SET TASK
Extract the full set of records that follows, word for word.

(Extracted data entries)

● ● ● ● ●

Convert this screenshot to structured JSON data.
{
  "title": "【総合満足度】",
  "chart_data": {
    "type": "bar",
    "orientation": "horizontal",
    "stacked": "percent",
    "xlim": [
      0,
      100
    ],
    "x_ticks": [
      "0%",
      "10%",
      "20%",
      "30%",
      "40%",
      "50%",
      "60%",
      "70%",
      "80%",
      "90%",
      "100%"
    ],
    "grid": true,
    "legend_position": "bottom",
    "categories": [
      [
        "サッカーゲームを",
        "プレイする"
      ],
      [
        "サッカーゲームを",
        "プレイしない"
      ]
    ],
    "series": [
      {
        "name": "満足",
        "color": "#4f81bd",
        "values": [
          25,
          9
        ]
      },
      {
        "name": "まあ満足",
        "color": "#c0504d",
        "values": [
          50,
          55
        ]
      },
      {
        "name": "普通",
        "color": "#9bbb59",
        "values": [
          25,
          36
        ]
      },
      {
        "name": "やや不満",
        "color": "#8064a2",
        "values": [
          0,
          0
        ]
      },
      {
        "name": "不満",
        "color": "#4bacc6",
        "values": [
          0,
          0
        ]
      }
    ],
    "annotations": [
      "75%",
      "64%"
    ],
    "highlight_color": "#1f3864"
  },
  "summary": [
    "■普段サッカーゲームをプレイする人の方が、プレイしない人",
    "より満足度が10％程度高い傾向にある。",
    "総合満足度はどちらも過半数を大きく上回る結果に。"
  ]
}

● ● ● ● ●

ANSWER BELOW
Convert this screenshot to structured JSON data.
{
  "title": "【総合満足度】",
  "chart_data": {
    "type": "bar",
    "orientation": "horizontal",
    "stacked": "percent",
    "xlim": [
      0,
      100
    ],
    "x_ticks": [
      "0%",
      "10%",
      "20%",
      "30%",
      "40%",
      "50%",
      "60%",
      "70%",
      "80%",
      "90%",
      "100%"
    ],
    "grid": true,
    "legend_position": "bottom",
    "categories": [
      [
        "サッカーゲームを",
        "プレイする"
      ],
      [
        "サッカーゲームを",
        "プレイしない"
      ]
    ],
    "series": [
      {
        "name": "満足",
        "color": "#4f81bd",
        "values": [
          25,
          9
        ]
      },
      {
        "name": "まあ満足",
        "color": "#c0504d",
        "values": [
          50,
          55
        ]
      },
      {
        "name": "普通",
        "color": "#9bbb59",
        "values": [
          25,
          36
        ]
      },
      {
        "name": "やや不満",
        "color": "#8064a2",
        "values": [
          0,
          0
        ]
      },
      {
        "name": "不満",
        "color": "#4bacc6",
        "values": [
          0,
          0
        ]
      }
    ],
    "annotations": [
      "75%",
      "64%"
    ],
    "highlight_color": "#1f3864"
  },
  "summary": [
    "■普段サッカーゲームをプレイする人の方が、プレイしない人",
    "より満足度が10％程度高い傾向にある。",
    "総合満足度はどちらも過半数を大きく上回る結果に。"
  ]
}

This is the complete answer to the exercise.